WHAT THE TASK ASKS: Scan the listing below. Report each line that includes "this".

[START]

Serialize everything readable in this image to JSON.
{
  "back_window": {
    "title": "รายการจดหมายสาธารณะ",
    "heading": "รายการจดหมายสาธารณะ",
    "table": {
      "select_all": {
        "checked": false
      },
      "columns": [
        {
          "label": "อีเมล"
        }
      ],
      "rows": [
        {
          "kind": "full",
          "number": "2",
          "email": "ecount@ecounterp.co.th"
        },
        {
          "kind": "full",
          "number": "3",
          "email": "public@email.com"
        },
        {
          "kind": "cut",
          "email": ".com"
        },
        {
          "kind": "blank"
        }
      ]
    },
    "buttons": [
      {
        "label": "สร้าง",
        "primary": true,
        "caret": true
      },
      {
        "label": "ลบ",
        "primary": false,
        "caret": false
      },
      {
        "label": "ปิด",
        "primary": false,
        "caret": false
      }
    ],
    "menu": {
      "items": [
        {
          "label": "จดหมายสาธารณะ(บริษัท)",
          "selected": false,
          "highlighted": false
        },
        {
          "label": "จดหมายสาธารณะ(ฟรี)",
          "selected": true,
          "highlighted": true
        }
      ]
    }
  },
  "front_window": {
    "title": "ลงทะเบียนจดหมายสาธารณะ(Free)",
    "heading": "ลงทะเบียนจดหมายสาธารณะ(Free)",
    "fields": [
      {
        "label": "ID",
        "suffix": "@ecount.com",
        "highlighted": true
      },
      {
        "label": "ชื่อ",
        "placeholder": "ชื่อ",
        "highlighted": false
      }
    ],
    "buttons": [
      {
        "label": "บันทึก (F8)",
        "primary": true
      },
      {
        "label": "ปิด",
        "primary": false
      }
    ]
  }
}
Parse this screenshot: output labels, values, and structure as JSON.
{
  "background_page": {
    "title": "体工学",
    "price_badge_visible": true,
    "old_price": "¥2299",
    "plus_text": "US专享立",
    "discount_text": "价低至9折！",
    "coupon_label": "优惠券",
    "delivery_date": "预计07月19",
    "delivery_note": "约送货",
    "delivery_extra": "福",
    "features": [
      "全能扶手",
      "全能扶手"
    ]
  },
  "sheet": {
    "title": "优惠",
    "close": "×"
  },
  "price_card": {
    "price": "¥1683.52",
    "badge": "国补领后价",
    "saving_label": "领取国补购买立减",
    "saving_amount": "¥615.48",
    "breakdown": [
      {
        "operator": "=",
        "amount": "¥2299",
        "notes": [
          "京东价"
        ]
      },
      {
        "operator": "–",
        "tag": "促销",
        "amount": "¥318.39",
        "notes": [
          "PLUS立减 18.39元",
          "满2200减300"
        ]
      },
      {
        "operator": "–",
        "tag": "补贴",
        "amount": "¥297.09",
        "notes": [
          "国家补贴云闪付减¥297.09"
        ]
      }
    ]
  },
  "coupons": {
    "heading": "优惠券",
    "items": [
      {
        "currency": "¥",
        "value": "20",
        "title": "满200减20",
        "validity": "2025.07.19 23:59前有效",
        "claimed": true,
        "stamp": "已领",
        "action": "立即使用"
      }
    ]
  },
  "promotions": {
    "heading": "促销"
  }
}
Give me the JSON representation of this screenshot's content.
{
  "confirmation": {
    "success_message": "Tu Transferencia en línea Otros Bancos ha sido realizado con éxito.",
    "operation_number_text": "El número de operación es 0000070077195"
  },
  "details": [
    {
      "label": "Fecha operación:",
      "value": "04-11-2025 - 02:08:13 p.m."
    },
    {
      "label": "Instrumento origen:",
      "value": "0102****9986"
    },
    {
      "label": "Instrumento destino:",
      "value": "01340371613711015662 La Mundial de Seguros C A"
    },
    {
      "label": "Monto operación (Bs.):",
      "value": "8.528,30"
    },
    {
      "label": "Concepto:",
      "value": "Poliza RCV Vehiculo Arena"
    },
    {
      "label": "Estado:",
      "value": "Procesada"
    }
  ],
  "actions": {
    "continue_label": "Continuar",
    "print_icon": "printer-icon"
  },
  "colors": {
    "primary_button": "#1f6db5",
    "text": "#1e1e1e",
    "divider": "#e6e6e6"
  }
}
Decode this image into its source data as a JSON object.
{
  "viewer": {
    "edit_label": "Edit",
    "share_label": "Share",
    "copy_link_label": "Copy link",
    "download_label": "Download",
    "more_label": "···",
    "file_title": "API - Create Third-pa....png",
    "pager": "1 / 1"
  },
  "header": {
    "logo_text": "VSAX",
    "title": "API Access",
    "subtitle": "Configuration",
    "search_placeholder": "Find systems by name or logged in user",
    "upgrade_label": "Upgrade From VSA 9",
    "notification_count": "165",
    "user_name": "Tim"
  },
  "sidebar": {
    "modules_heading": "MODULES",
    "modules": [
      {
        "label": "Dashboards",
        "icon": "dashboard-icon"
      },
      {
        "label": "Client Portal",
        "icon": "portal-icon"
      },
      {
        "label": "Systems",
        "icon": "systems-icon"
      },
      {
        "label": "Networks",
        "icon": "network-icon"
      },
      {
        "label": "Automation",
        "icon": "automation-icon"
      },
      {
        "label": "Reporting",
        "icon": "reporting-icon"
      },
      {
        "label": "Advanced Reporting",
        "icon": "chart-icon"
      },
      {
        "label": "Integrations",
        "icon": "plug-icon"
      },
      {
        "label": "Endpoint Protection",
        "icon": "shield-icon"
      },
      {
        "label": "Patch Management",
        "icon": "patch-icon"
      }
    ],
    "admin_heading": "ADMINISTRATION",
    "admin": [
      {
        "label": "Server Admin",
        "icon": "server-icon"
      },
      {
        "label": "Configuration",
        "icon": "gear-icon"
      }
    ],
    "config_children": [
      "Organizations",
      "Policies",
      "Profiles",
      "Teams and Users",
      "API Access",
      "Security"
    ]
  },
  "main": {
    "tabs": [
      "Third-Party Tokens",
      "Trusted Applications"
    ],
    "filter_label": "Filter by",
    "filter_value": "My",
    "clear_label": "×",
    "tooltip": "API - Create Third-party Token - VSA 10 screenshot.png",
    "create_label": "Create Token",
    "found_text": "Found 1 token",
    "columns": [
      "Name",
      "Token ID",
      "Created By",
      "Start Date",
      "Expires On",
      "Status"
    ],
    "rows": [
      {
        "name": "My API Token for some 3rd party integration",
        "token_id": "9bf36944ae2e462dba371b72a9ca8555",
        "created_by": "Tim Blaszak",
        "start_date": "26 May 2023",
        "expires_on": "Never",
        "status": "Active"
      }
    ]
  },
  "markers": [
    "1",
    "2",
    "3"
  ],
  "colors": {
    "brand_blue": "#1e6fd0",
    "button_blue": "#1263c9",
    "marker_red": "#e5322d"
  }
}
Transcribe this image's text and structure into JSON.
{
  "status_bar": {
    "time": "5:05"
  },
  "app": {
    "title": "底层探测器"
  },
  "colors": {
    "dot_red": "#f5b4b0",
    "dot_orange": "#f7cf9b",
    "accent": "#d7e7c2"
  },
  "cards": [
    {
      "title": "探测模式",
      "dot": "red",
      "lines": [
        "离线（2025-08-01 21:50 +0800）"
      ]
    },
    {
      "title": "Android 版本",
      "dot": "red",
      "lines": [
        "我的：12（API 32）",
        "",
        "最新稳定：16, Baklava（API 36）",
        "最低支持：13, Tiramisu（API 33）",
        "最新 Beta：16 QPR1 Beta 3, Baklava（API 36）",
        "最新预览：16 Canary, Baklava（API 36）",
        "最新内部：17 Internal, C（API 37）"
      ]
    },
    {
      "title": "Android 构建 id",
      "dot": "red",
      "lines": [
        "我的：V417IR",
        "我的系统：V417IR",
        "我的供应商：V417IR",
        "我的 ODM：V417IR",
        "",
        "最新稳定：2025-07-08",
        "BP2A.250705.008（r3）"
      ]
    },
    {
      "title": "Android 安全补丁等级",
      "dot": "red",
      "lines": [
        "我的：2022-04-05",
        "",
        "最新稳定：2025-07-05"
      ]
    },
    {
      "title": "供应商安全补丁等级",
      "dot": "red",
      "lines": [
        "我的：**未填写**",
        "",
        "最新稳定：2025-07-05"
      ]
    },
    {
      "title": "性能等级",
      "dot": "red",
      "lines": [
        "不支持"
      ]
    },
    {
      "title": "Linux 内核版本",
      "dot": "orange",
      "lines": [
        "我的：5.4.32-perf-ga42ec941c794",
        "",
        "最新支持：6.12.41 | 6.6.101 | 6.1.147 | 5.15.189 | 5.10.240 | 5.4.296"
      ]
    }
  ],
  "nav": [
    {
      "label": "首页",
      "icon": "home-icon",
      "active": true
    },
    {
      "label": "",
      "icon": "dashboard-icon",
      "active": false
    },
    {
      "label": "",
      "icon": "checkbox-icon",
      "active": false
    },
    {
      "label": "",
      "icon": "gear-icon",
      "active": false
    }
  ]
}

[END]

ANSWER TO THE PROBLEM:
Serialize everything readable in this image to JSON.
Parse this screenshot: output labels, values, and structure as JSON.
Give me the JSON representation of this screenshot's content.
Decode this image into its source data as a JSON object.
Transcribe this image's text and structure into JSON.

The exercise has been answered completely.